Find every line with "Azadón" in it, then report how many there are and nothing more.
··· INFORMATION GIVEN ···
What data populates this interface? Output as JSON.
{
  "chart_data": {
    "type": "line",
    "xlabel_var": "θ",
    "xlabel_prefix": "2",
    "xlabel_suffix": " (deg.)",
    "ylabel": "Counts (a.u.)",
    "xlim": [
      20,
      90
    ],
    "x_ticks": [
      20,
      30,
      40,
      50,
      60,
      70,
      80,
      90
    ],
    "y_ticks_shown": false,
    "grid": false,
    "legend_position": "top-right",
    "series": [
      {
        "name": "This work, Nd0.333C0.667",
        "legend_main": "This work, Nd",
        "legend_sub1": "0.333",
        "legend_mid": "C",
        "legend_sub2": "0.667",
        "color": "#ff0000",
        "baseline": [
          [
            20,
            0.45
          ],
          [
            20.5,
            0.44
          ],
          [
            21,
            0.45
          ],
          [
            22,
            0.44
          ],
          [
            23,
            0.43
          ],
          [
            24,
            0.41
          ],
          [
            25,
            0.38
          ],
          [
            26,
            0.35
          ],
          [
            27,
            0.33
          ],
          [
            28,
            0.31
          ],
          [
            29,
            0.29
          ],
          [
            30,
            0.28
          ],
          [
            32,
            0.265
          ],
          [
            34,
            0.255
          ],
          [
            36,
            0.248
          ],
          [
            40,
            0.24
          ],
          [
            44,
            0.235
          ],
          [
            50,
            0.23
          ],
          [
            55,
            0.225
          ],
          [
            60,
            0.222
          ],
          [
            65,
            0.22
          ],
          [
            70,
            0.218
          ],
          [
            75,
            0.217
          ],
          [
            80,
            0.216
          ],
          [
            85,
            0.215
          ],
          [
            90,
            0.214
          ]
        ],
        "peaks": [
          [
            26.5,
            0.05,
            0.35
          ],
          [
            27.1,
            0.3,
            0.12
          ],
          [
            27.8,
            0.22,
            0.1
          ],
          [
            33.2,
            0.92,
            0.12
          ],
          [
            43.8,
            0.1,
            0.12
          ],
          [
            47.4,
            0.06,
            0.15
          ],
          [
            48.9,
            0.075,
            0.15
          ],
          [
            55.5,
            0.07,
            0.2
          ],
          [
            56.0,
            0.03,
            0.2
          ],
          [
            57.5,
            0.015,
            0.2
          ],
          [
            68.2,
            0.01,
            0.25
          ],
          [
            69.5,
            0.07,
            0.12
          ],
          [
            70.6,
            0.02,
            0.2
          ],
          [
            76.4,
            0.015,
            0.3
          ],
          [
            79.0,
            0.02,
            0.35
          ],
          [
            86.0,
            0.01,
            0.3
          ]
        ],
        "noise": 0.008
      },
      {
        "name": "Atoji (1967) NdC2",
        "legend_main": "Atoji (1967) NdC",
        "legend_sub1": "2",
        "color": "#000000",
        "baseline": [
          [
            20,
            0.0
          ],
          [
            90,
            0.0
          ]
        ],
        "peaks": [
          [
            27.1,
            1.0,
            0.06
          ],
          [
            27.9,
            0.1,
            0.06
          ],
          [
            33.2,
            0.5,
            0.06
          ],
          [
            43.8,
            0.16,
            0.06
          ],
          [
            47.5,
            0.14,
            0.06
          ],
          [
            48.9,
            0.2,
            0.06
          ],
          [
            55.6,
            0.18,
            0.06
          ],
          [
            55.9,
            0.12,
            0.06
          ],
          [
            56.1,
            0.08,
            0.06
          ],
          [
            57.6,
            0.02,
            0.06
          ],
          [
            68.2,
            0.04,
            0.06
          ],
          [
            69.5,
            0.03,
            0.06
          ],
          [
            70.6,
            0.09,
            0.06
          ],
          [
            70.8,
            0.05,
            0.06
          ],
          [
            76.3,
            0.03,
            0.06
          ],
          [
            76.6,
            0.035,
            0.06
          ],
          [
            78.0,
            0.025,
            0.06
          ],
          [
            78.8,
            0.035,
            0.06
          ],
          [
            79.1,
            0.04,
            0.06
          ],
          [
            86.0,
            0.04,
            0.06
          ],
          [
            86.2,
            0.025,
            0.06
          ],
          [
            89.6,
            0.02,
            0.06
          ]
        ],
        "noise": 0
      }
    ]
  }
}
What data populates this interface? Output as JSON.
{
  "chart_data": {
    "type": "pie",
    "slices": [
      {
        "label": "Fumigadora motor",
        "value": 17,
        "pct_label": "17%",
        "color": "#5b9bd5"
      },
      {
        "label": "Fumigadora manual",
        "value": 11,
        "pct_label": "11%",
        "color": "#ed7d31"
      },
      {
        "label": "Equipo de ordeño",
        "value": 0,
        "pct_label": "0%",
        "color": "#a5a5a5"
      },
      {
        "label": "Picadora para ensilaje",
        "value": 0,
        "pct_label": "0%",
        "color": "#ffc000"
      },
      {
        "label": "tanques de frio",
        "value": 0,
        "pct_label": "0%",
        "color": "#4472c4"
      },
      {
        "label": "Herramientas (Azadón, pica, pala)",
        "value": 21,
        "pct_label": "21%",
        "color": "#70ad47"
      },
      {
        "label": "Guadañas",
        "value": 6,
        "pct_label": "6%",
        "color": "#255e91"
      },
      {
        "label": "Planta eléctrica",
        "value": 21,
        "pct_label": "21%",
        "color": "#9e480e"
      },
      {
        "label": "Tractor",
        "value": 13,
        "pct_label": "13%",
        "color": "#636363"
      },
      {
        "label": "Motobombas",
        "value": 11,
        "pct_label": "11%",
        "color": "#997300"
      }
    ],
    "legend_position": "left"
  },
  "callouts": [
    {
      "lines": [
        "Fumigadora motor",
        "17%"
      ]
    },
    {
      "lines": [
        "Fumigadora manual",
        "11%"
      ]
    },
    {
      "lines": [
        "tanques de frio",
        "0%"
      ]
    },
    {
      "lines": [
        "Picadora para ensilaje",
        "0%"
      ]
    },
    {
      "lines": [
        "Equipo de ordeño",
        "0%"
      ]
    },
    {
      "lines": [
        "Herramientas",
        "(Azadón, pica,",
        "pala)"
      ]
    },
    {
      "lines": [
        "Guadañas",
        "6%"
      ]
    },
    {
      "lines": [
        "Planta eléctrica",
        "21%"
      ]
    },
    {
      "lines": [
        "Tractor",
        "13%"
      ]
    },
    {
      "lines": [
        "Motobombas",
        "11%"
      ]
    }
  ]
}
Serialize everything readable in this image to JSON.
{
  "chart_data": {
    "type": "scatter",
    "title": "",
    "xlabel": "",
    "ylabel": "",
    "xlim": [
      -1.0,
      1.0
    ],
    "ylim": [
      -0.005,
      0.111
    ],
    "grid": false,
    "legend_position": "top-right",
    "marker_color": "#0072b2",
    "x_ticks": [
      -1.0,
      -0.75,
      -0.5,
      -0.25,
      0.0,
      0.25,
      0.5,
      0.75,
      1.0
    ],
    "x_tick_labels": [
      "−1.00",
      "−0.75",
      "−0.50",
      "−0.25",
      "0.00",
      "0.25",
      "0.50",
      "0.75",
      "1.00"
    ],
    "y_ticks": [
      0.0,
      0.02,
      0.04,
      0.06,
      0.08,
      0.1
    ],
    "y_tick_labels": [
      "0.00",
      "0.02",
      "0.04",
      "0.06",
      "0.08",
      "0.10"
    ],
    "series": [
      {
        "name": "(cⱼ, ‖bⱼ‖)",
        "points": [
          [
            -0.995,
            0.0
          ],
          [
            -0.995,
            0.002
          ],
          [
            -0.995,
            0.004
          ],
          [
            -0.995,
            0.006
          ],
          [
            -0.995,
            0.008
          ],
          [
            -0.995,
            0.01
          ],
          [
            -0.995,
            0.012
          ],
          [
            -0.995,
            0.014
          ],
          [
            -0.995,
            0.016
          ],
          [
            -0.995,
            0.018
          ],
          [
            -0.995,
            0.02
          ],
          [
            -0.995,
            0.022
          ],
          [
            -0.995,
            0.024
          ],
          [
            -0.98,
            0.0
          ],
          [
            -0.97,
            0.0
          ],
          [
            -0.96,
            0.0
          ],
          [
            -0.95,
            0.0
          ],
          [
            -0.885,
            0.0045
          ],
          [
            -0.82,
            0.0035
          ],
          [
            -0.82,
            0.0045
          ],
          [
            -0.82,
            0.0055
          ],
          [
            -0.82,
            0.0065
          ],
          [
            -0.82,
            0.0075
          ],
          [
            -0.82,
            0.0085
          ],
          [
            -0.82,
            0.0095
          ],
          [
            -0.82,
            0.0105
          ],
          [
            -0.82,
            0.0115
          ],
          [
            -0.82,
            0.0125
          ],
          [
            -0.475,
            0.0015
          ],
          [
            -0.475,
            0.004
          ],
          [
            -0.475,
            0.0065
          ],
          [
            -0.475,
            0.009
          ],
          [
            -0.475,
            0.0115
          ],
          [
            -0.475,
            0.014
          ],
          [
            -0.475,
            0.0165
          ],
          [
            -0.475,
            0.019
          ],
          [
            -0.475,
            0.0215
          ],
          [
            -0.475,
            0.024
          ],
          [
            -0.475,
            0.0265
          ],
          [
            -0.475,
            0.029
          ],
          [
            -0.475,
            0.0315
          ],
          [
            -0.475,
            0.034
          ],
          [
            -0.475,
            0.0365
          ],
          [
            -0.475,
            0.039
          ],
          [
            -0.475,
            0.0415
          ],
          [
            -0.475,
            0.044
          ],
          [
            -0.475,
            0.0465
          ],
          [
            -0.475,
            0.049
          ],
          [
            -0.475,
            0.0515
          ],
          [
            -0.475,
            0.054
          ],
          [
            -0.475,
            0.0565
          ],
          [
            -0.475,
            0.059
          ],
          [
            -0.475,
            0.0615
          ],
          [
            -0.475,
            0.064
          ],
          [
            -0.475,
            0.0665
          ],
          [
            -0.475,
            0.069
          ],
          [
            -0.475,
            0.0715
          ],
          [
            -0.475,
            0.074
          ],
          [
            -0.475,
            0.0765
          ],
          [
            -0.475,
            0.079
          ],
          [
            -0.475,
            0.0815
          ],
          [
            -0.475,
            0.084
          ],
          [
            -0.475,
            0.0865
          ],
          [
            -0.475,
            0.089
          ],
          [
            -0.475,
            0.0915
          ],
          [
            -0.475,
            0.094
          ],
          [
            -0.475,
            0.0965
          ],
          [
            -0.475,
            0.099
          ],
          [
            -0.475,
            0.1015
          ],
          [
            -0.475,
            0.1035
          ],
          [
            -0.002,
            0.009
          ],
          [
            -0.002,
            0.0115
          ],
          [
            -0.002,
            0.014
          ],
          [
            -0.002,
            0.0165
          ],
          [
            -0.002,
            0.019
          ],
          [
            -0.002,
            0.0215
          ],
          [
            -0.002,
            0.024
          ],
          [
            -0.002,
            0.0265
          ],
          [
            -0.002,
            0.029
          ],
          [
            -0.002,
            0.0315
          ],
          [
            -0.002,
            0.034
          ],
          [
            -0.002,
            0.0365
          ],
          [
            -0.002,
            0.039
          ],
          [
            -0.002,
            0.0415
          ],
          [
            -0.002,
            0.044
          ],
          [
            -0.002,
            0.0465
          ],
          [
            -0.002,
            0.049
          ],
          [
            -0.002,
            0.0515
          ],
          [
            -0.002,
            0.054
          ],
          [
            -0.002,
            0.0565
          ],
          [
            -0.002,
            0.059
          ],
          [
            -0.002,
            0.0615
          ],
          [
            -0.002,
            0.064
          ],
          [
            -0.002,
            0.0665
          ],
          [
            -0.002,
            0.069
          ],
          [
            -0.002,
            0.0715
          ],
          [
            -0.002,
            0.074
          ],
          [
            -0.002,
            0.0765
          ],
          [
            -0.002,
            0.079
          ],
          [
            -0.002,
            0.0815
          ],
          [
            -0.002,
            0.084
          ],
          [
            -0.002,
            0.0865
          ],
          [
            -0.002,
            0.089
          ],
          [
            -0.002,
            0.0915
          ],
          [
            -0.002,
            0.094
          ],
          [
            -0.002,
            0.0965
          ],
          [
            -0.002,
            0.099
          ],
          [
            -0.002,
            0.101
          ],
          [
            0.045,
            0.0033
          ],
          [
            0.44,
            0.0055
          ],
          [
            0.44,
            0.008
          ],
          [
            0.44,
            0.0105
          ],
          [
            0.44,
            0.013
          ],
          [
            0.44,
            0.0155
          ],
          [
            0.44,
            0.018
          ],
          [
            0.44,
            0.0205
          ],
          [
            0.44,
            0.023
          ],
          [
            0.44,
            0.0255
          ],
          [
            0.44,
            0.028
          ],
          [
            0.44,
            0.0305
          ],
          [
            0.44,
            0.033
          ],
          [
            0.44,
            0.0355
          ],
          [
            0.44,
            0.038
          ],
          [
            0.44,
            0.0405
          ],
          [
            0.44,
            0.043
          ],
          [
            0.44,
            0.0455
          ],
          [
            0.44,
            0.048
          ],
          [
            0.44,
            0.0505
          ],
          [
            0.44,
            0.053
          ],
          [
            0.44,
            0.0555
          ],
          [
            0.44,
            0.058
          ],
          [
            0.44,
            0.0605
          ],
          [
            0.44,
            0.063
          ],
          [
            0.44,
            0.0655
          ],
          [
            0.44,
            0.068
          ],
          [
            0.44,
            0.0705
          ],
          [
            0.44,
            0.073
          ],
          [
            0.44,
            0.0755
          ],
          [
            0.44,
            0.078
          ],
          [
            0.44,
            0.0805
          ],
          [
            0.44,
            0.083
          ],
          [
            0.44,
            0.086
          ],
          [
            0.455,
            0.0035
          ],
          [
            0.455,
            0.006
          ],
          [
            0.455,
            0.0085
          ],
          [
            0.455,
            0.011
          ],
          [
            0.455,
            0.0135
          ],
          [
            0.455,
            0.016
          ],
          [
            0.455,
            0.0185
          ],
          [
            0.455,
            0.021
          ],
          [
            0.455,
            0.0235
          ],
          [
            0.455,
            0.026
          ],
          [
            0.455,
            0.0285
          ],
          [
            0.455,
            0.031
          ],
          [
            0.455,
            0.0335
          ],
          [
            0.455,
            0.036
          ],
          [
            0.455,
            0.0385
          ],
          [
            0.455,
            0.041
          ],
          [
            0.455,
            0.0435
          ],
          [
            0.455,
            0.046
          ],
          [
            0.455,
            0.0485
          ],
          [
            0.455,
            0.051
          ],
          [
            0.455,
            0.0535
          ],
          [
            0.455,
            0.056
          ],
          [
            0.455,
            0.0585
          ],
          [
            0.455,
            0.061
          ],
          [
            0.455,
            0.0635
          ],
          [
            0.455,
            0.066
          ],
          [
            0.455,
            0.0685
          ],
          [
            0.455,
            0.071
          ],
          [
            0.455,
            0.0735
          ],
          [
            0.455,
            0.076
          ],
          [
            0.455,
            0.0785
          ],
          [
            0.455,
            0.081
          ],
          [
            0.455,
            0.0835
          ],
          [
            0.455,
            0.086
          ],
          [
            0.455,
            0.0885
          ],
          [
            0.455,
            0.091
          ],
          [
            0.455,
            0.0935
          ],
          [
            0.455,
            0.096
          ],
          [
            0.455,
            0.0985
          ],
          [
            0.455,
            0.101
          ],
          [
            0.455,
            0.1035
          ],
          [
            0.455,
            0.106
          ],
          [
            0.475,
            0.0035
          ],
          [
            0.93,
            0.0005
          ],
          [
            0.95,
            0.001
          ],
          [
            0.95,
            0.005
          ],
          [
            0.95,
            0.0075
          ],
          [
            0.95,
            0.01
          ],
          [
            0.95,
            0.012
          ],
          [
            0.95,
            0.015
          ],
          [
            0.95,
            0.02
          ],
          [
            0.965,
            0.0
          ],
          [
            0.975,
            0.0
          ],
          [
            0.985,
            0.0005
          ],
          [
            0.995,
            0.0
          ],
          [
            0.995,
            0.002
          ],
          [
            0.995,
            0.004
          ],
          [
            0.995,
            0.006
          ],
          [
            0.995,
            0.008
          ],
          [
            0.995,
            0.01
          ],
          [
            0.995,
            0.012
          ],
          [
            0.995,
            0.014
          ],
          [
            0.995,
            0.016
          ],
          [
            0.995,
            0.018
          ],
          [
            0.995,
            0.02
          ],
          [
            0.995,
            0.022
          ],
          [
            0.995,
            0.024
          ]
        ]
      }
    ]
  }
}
···
* _FULL ANSWER_
2